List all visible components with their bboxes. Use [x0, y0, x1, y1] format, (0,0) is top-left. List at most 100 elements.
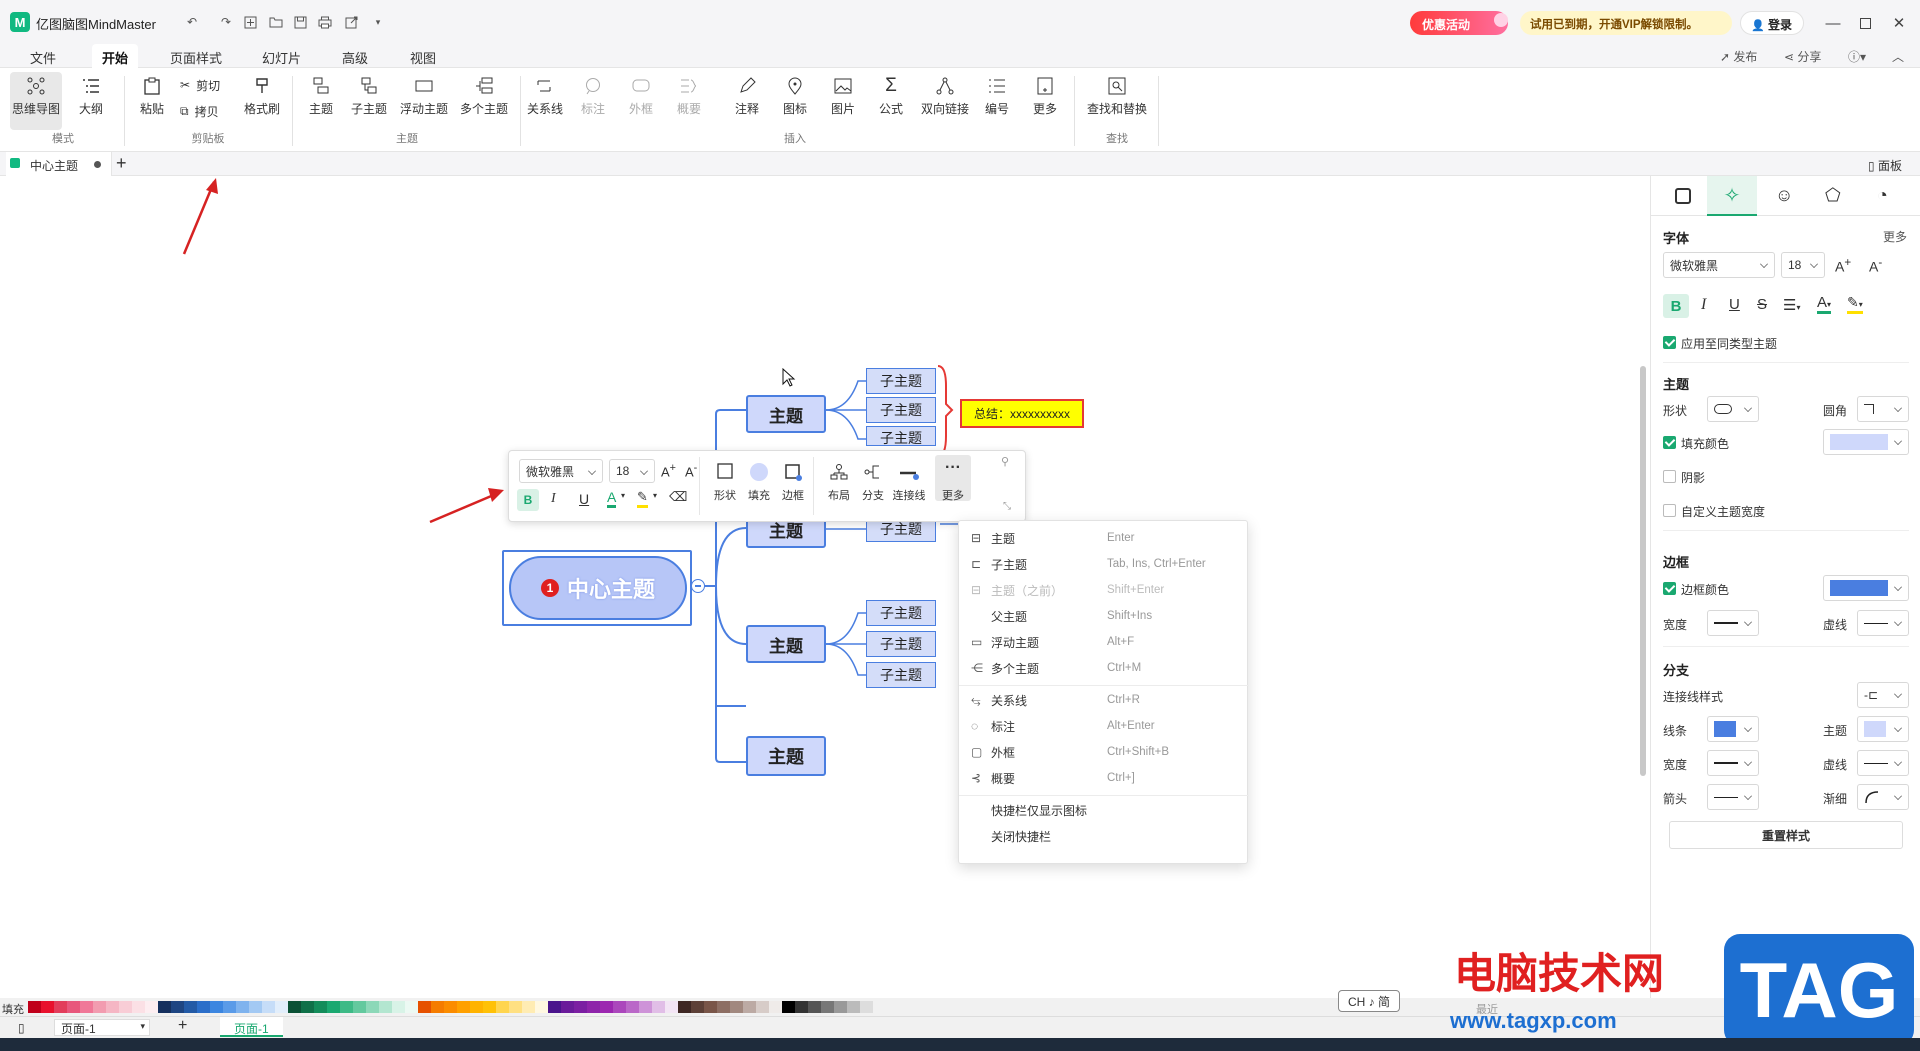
- ctx-item-topic-before[interactable]: ⊟ 主题（之前） Shift+Enter: [959, 577, 1249, 603]
- color-swatch[interactable]: [522, 1001, 535, 1013]
- help-icon[interactable]: ⓘ▾: [1848, 48, 1866, 65]
- border-color-checkbox[interactable]: [1663, 582, 1676, 595]
- callout-button[interactable]: 标注: [574, 72, 612, 130]
- share-button[interactable]: ⋖ 分享: [1784, 48, 1821, 65]
- outline-mode-button[interactable]: 大纲: [66, 72, 116, 130]
- subtopic-node[interactable]: 子主题: [866, 631, 936, 657]
- ctx-item-floating-topic[interactable]: ▭ 浮动主题 Alt+F: [959, 629, 1249, 655]
- topic-node[interactable]: 主题: [746, 395, 826, 433]
- color-swatch[interactable]: [379, 1001, 392, 1013]
- ctx-item-close-toolbar[interactable]: 关闭快捷栏: [959, 823, 1249, 849]
- color-swatch[interactable]: [327, 1001, 340, 1013]
- numbering-button[interactable]: 编号: [978, 72, 1016, 130]
- fill-color-select[interactable]: [1823, 429, 1909, 455]
- border-width-select[interactable]: [1707, 610, 1759, 636]
- color-swatch[interactable]: [431, 1001, 444, 1013]
- color-swatch[interactable]: [106, 1001, 119, 1013]
- ctx-item-summary[interactable]: ⊰ 概要 Ctrl+]: [959, 765, 1249, 791]
- quick-border-button[interactable]: 边框: [777, 463, 809, 503]
- color-swatch[interactable]: [93, 1001, 106, 1013]
- color-swatch[interactable]: [743, 1001, 756, 1013]
- ime-indicator[interactable]: CH ♪ 简: [1338, 990, 1400, 1012]
- color-swatch[interactable]: [132, 1001, 145, 1013]
- minimize-icon[interactable]: —: [1824, 14, 1842, 32]
- color-swatch[interactable]: [782, 1001, 795, 1013]
- color-swatch[interactable]: [158, 1001, 171, 1013]
- add-tab-icon[interactable]: +: [116, 153, 127, 174]
- color-swatch[interactable]: [587, 1001, 600, 1013]
- color-swatch[interactable]: [184, 1001, 197, 1013]
- central-topic[interactable]: 1 中心主题: [509, 556, 687, 620]
- color-swatch[interactable]: [236, 1001, 249, 1013]
- redo-icon[interactable]: ↷: [216, 12, 236, 32]
- theme-tab-icon[interactable]: ⬠: [1825, 185, 1841, 206]
- font-more-link[interactable]: 更多: [1883, 228, 1907, 245]
- bold-icon[interactable]: B: [517, 489, 539, 511]
- promo-button[interactable]: 优惠活动: [1410, 11, 1508, 35]
- subtopic-node[interactable]: 子主题: [866, 600, 936, 626]
- boundary-button[interactable]: 外框: [622, 72, 660, 130]
- page-select[interactable]: 页面-1 ▾: [54, 1019, 150, 1036]
- color-swatch[interactable]: [249, 1001, 262, 1013]
- subtopic-node[interactable]: 子主题: [866, 662, 936, 688]
- color-swatch[interactable]: [639, 1001, 652, 1013]
- color-swatch[interactable]: [574, 1001, 587, 1013]
- color-swatch[interactable]: [665, 1001, 678, 1013]
- color-swatch[interactable]: [613, 1001, 626, 1013]
- quick-connector-button[interactable]: 连接线: [889, 463, 929, 503]
- ctx-item-parent-topic[interactable]: 父主题 Shift+Ins: [959, 603, 1249, 629]
- subtopic-node[interactable]: 子主题: [866, 426, 936, 446]
- border-color-select[interactable]: [1823, 575, 1909, 601]
- color-swatch[interactable]: [834, 1001, 847, 1013]
- color-swatch[interactable]: [262, 1001, 275, 1013]
- topic-node[interactable]: 主题: [746, 736, 826, 776]
- color-swatch[interactable]: [301, 1001, 314, 1013]
- icon-tab-smile-icon[interactable]: ☺: [1775, 185, 1793, 206]
- color-swatch[interactable]: [28, 1001, 41, 1013]
- shadow-checkbox[interactable]: [1663, 470, 1676, 483]
- ctx-item-multiple-topics[interactable]: ⋲ 多个主题 Ctrl+M: [959, 655, 1249, 681]
- color-swatch[interactable]: [847, 1001, 860, 1013]
- unsaved-dot-icon[interactable]: [94, 161, 101, 168]
- border-dash-select[interactable]: [1857, 610, 1909, 636]
- shape-select[interactable]: [1707, 396, 1759, 422]
- color-swatch[interactable]: [41, 1001, 54, 1013]
- format-painter-button[interactable]: 格式刷: [240, 72, 284, 130]
- color-swatch[interactable]: [67, 1001, 80, 1013]
- line-color-select[interactable]: [1707, 716, 1759, 742]
- ctx-item-topic[interactable]: ⊟ 主题 Enter: [959, 525, 1249, 551]
- maximize-icon[interactable]: [1856, 14, 1874, 32]
- color-swatch[interactable]: [470, 1001, 483, 1013]
- topic-node[interactable]: 主题: [746, 625, 826, 663]
- pin-icon[interactable]: ⚲: [1001, 455, 1009, 468]
- color-swatch[interactable]: [392, 1001, 405, 1013]
- ctx-item-relationship[interactable]: ⥃ 关系线 Ctrl+R: [959, 687, 1249, 713]
- reset-style-button[interactable]: 重置样式: [1669, 821, 1903, 849]
- color-swatch[interactable]: [730, 1001, 743, 1013]
- undo-icon[interactable]: ↶: [182, 12, 202, 32]
- sidebar-toggle-icon[interactable]: ▯: [18, 1021, 25, 1035]
- subtopic-button[interactable]: 子主题: [348, 72, 390, 130]
- underline-icon[interactable]: U: [579, 491, 589, 507]
- find-replace-button[interactable]: 查找和替换: [1082, 72, 1152, 130]
- color-swatch[interactable]: [691, 1001, 704, 1013]
- note-button[interactable]: 注释: [728, 72, 766, 130]
- mindmap-canvas[interactable]: 1 中心主题 主题 主题 主题 主题 子主题 子主题 子主题 子主题 子主题 子…: [0, 176, 1650, 986]
- color-swatch[interactable]: [769, 1001, 782, 1013]
- color-swatch[interactable]: [80, 1001, 93, 1013]
- icon-button[interactable]: 图标: [776, 72, 814, 130]
- summary-button[interactable]: 概要: [670, 72, 708, 130]
- corner-select[interactable]: [1857, 396, 1909, 422]
- menu-page-style[interactable]: 页面样式: [170, 44, 222, 68]
- vip-trial-banner[interactable]: 试用已到期，开通VIP解锁限制。: [1520, 11, 1732, 35]
- paste-button[interactable]: 粘贴: [132, 72, 172, 130]
- panel-italic-icon[interactable]: I: [1701, 296, 1706, 314]
- subtopic-node[interactable]: 子主题: [866, 397, 936, 423]
- increase-font-icon[interactable]: A+: [661, 462, 676, 479]
- more-insert-button[interactable]: 更多: [1026, 72, 1064, 130]
- color-swatch[interactable]: [548, 1001, 561, 1013]
- summary-node[interactable]: 总结：xxxxxxxxxx: [960, 399, 1084, 428]
- color-swatch[interactable]: [340, 1001, 353, 1013]
- export-icon[interactable]: [342, 12, 362, 32]
- color-swatch[interactable]: [821, 1001, 834, 1013]
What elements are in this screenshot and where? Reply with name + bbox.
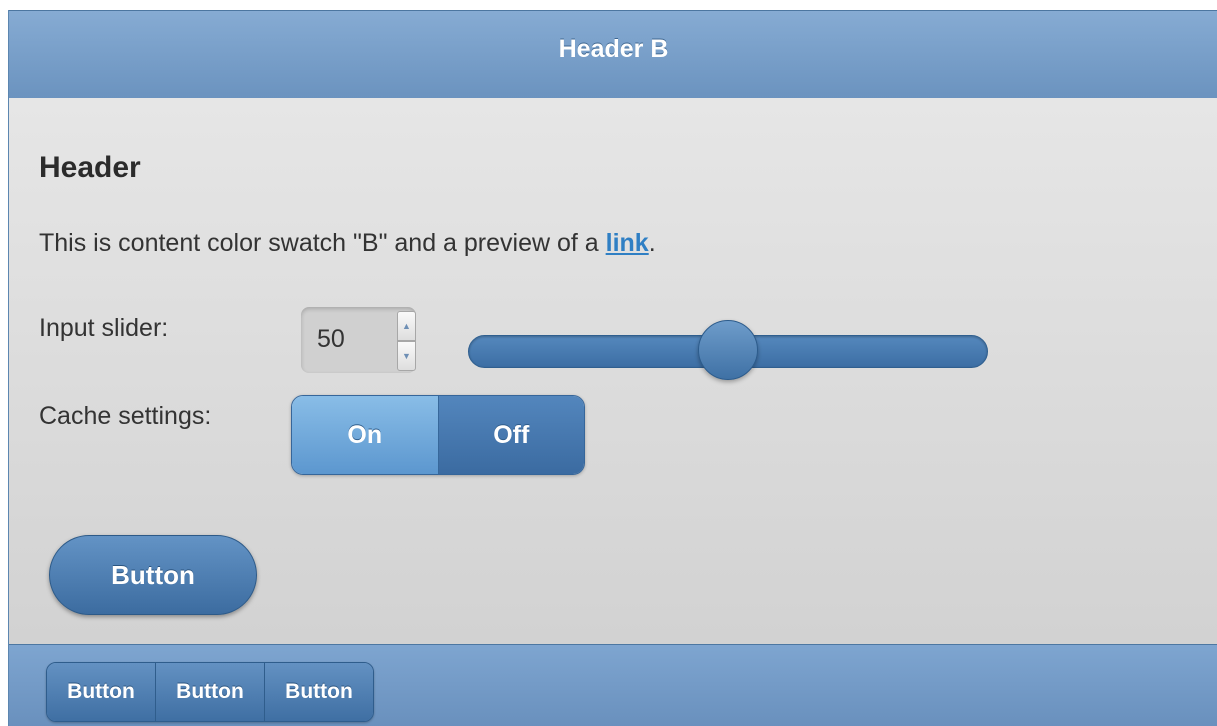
spin-up-arrow-icon[interactable]: ▲ [397, 311, 416, 341]
spin-down-arrow-icon[interactable]: ▼ [397, 341, 416, 371]
slider-number-input[interactable]: 50 ▲ ▼ [301, 307, 416, 373]
content-paragraph: This is content color swatch "B" and a p… [39, 229, 656, 258]
footer-bar: Button Button Button [9, 644, 1217, 726]
footer-button-group: Button Button Button [46, 662, 374, 722]
footer-button-2[interactable]: Button [156, 663, 265, 721]
page-frame: Header B Header This is content color sw… [8, 10, 1217, 726]
main-button[interactable]: Button [49, 535, 257, 615]
cache-settings-label: Cache settings: [39, 402, 212, 430]
content-text-end: . [648, 229, 656, 257]
input-slider-label: Input slider: [39, 314, 169, 342]
content-text-start: This is content color swatch "B" and a p… [39, 229, 606, 257]
cache-settings-switch[interactable]: On Off [291, 395, 585, 475]
content-heading: Header [39, 151, 141, 184]
cache-off-option[interactable]: Off [438, 396, 584, 474]
header-title: Header B [558, 35, 669, 63]
content-area: Header This is content color swatch "B" … [9, 98, 1217, 644]
content-link[interactable]: link [606, 229, 649, 257]
slider-value: 50 [317, 325, 345, 353]
cache-on-option[interactable]: On [292, 396, 439, 474]
footer-button-1[interactable]: Button [47, 663, 156, 721]
slider-handle[interactable] [698, 320, 758, 380]
footer-button-3[interactable]: Button [265, 663, 373, 721]
slider-track[interactable] [468, 320, 988, 380]
header-bar: Header B [9, 10, 1217, 99]
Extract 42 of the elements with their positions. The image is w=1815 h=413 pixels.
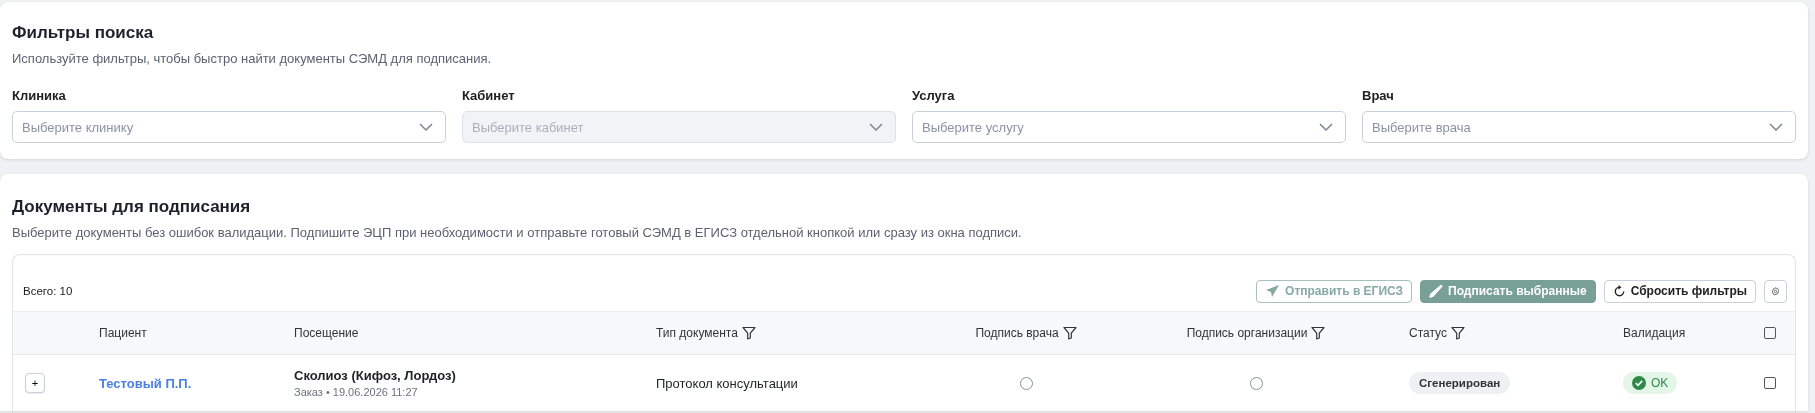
toolbar-button[interactable]: Сбросить фильтры	[1603, 279, 1756, 303]
filter-icon[interactable]	[1062, 326, 1077, 340]
select-field[interactable]: Выберите врача	[1362, 111, 1796, 143]
filter-icon[interactable]	[1450, 326, 1465, 340]
status-badge: Сгенерирован	[1409, 372, 1511, 394]
chevron-down-icon	[869, 123, 883, 131]
filter-icon[interactable]	[1311, 326, 1326, 340]
column-header: Статус	[1409, 326, 1447, 340]
visit-title: Сколиоз (Кифоз, Лордоз)	[294, 368, 456, 383]
document-type: Протокол консультации	[656, 375, 798, 391]
column-header: Пациент	[99, 326, 147, 340]
field-label: Услуга	[912, 87, 955, 105]
settings-button[interactable]	[1764, 279, 1787, 303]
pen-icon	[1429, 284, 1444, 298]
field-label: Кабинет	[462, 87, 515, 105]
validation-badge: OK	[1623, 372, 1678, 394]
select-all-checkbox[interactable]	[1764, 327, 1776, 339]
toolbar-button[interactable]: Подписать выбранные	[1420, 279, 1596, 303]
column-header: Подпись врача	[975, 326, 1059, 340]
total-count: Всего: 10	[23, 285, 73, 297]
chevron-down-icon	[1769, 123, 1783, 131]
section-title: Фильтры поиска	[12, 22, 154, 44]
paper-plane-icon	[1265, 284, 1281, 298]
column-header: Валидация	[1623, 326, 1686, 340]
chevron-down-icon	[1319, 123, 1333, 131]
visit-meta: Заказ • 19.06.2026 11:27	[294, 386, 418, 398]
field-label: Врач	[1362, 87, 1394, 105]
chevron-down-icon	[419, 123, 433, 131]
section-title: Документы для подписания	[12, 196, 251, 218]
column-header: Тип документа	[656, 326, 738, 340]
row-checkbox[interactable]	[1764, 377, 1776, 389]
patient-link[interactable]: Тестовый П.П.	[99, 375, 192, 391]
column-header: Подпись организации	[1186, 326, 1308, 340]
select-field[interactable]: Выберите клинику	[12, 111, 446, 143]
refresh-icon	[1612, 284, 1626, 298]
column-header: Посещение	[294, 326, 359, 340]
expand-button[interactable]: +	[25, 373, 45, 393]
section-description: Используйте фильтры, чтобы быстро найти документы СЭМД для подписания.	[12, 50, 492, 68]
filter-icon[interactable]	[741, 326, 756, 340]
section-description: Выберите документы без ошибок валидации. Подпишите ЭЦП при необходимости и отправьте готовый СЭМД в ЕГИСЗ отдельной кнопкой или сразу из окна подписи.	[12, 224, 1022, 242]
select-field[interactable]: Выберите услугу	[912, 111, 1346, 143]
field-label: Клиника	[12, 87, 66, 105]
______
● What the task asks:
Turn the records into a Markdown table with the columns Row and Entry, numbering each row. Begin at the line that contains "spin-up-arrow-icon[interactable]: ▲ [397, 311, 416, 341]", stop after the line that contains "cache-settings-label: Cache settings: [39, 402, 212, 430]", and leave out any blank lines.

● Complete answer:
| Row | Entry |
|---|---|
| 1 | spin-up-arrow-icon[interactable]: ▲ [397, 311, 416, 341] |
| 2 | spin-down-arrow-icon[interactable]: ▼ [397, 341, 416, 371] |
| 3 | slider-number-input[interactable]: 50 ▲ ▼ [301, 307, 416, 373] |
| 4 | content-paragraph: This is content color swatch "B" and a p… [39, 229, 656, 258] |
| 5 | footer-bar: Button Button Button [9, 644, 1217, 726] |
| 6 | footer-button-group: Button Button Button [46, 662, 374, 722] |
| 7 | footer-button-2[interactable]: Button [156, 663, 265, 721] |
| 8 | page-frame: Header B Header This is content color sw… [8, 10, 1217, 726] |
| 9 | main-button[interactable]: Button [49, 535, 257, 615] |
| 10 | cache-settings-label: Cache settings: [39, 402, 212, 430] |